TASK INSTRUCTIONS:
How many lines in this material include the string "weeks"? Answer with the number and nothing further.

[MATERIAL FOR THE TASK Boundary: Start]

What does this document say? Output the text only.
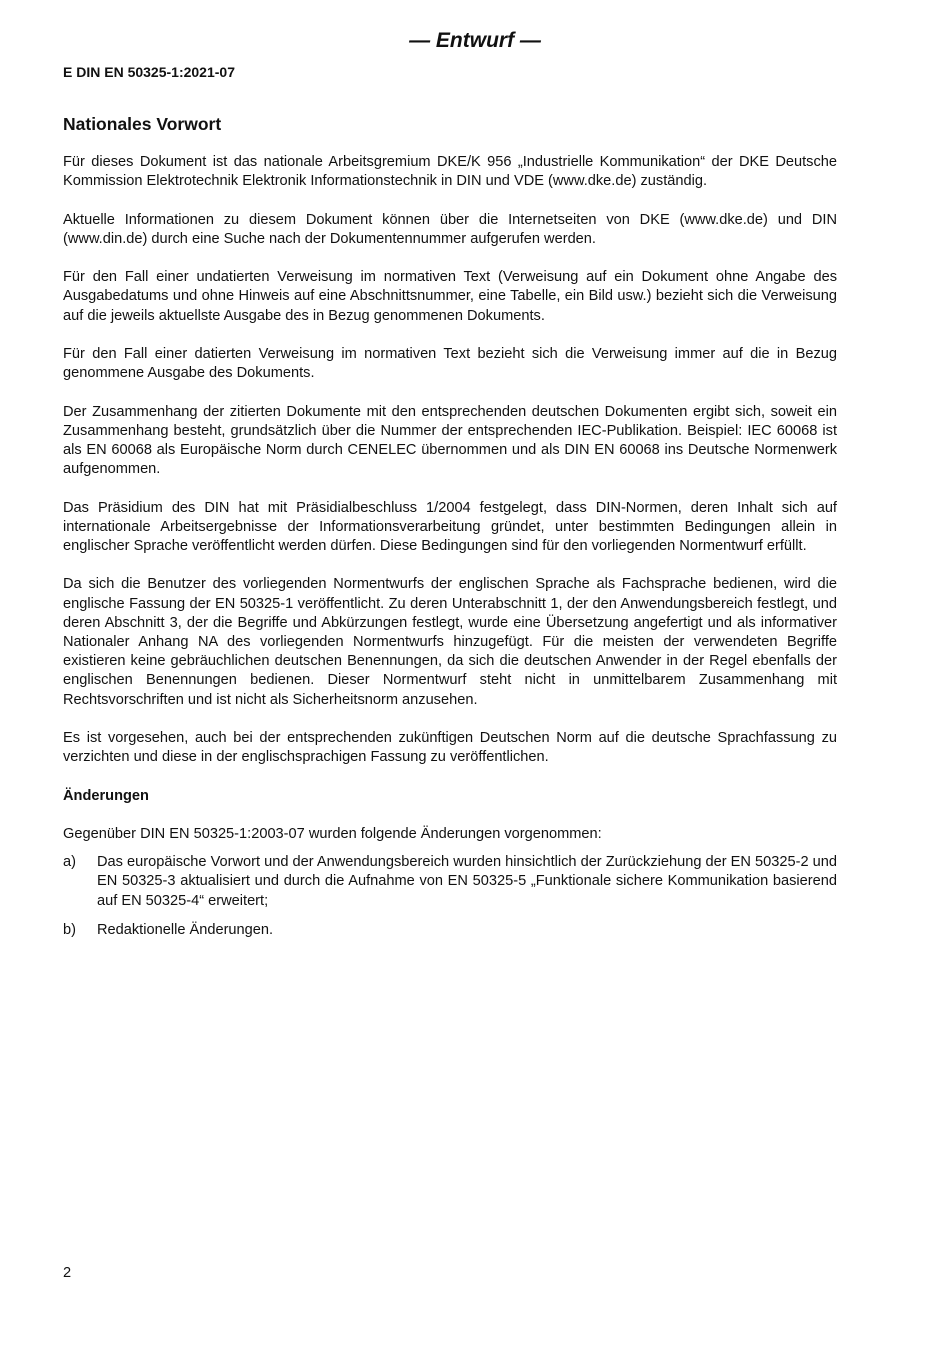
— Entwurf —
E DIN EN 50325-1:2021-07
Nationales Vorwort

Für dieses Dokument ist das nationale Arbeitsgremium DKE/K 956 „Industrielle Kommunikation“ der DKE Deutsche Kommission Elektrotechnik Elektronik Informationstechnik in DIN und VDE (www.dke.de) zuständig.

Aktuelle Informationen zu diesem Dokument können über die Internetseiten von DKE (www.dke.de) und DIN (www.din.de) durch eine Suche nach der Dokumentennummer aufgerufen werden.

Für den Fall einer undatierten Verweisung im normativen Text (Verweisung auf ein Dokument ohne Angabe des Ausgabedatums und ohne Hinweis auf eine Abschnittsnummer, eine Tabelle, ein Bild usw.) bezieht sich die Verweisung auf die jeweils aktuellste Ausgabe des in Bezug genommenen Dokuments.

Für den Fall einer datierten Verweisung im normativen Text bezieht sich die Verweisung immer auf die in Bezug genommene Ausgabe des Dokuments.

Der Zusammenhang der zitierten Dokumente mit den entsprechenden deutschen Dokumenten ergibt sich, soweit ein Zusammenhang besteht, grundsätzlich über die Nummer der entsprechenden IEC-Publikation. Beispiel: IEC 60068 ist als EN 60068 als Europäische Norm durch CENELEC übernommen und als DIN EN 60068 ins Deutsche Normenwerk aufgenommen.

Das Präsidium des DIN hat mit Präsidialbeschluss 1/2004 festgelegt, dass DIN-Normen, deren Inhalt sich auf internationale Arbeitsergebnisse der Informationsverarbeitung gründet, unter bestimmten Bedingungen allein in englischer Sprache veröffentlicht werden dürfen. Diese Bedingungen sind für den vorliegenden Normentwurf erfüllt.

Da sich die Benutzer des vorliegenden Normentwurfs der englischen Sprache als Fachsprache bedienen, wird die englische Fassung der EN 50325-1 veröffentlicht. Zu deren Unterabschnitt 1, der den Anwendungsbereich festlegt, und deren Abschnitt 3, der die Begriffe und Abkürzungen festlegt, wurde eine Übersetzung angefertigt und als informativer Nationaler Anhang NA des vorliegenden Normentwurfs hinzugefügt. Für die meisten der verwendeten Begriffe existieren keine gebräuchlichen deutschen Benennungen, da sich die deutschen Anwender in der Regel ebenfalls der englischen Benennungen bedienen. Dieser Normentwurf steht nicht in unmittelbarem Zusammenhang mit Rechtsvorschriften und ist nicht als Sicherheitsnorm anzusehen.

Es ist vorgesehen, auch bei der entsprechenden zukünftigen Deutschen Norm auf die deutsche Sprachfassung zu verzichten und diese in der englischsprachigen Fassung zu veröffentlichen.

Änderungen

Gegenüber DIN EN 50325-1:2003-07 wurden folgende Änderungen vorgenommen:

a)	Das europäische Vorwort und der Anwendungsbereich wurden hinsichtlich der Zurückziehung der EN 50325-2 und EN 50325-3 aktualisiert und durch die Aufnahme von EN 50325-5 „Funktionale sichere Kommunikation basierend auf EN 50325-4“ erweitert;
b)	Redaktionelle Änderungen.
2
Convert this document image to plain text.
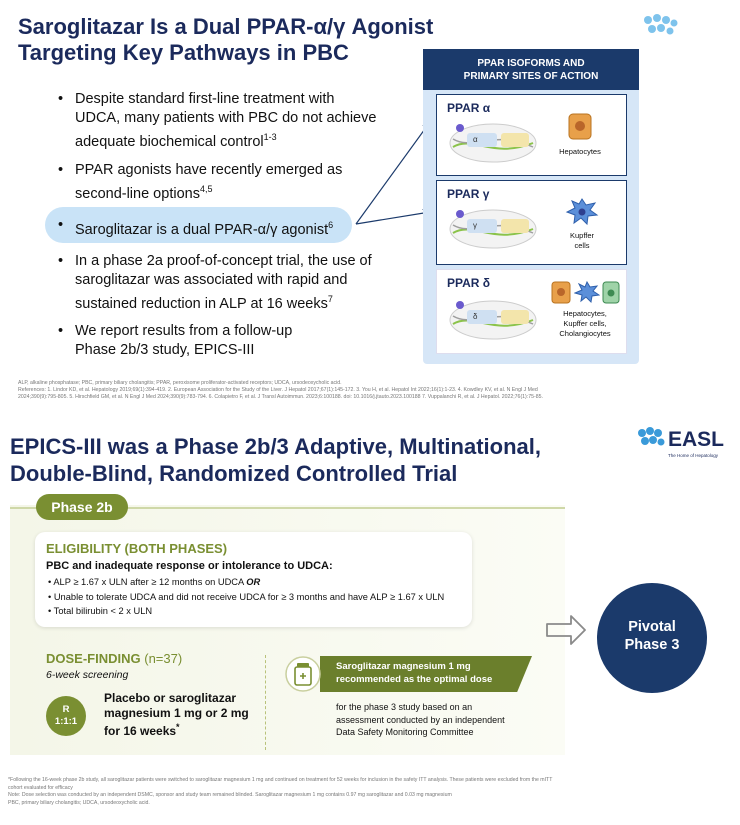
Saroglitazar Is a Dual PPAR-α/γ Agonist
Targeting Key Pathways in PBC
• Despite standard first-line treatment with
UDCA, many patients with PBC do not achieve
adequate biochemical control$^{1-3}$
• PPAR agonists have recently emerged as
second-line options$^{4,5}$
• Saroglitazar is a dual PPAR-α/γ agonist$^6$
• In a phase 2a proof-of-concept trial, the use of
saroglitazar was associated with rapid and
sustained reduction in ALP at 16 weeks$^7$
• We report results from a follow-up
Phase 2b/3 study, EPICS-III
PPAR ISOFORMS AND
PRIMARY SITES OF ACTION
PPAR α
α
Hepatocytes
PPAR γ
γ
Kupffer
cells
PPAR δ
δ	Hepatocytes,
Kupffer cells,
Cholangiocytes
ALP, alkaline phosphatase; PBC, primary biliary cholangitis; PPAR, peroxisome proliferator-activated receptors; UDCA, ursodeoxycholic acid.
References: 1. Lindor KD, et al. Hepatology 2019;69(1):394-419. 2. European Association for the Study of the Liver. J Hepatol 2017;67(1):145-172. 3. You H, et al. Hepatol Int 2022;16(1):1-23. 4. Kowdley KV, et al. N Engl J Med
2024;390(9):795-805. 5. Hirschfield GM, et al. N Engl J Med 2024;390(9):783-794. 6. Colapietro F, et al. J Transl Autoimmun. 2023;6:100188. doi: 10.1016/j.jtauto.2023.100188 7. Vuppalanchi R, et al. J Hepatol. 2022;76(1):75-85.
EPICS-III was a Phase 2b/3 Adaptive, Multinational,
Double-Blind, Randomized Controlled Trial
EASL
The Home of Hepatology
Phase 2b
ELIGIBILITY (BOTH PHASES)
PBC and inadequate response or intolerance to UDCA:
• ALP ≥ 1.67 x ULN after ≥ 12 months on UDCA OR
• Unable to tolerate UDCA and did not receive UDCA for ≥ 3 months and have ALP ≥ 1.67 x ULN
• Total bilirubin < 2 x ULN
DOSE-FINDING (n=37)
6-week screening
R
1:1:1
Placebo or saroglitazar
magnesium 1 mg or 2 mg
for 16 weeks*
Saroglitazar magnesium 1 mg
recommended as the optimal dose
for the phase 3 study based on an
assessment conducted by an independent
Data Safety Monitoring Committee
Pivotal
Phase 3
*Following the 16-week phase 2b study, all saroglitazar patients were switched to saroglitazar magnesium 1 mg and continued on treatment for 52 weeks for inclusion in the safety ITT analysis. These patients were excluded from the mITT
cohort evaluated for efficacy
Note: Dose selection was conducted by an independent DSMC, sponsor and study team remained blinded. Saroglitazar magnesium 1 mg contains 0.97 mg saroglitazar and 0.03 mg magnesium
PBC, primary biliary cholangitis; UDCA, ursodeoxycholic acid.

[MATERIAL FOR THE TASK Boundary: End]

WRITTEN RESPONSE:
3